#### Goal:
Transcribe the records that follow in their entirety, omitting any pictures.

#### Input data:
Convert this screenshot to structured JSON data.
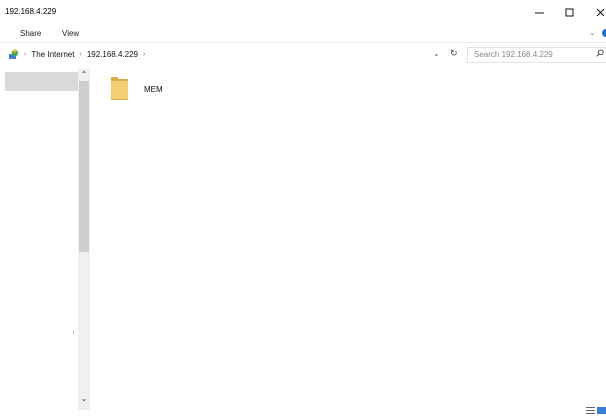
{
  "window": {
    "title": "192.168.4.229"
  },
  "ribbon": {
    "tabs": [
      "Share",
      "View"
    ]
  },
  "address_bar": {
    "root": "The Internet",
    "current": "192.168.4.229"
  },
  "search": {
    "placeholder": "Search 192.168.4.229"
  },
  "content": {
    "items": [
      {
        "name": "MEM",
        "icon": "folder-icon"
      }
    ]
  },
  "colors": {
    "accent": "#1673c9",
    "folder": "#e8b84a"
  }
}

#### Correct response:
Convert this screenshot to structured JSON data.
{
  "window": {
    "title": "192.168.4.229"
  },
  "ribbon": {
    "tabs": [
      "Share",
      "View"
    ]
  },
  "address_bar": {
    "root": "The Internet",
    "current": "192.168.4.229"
  },
  "search": {
    "placeholder": "Search 192.168.4.229"
  },
  "content": {
    "items": [
      {
        "name": "MEM",
        "icon": "folder-icon"
      }
    ]
  },
  "colors": {
    "accent": "#1673c9",
    "folder": "#e8b84a"
  }
}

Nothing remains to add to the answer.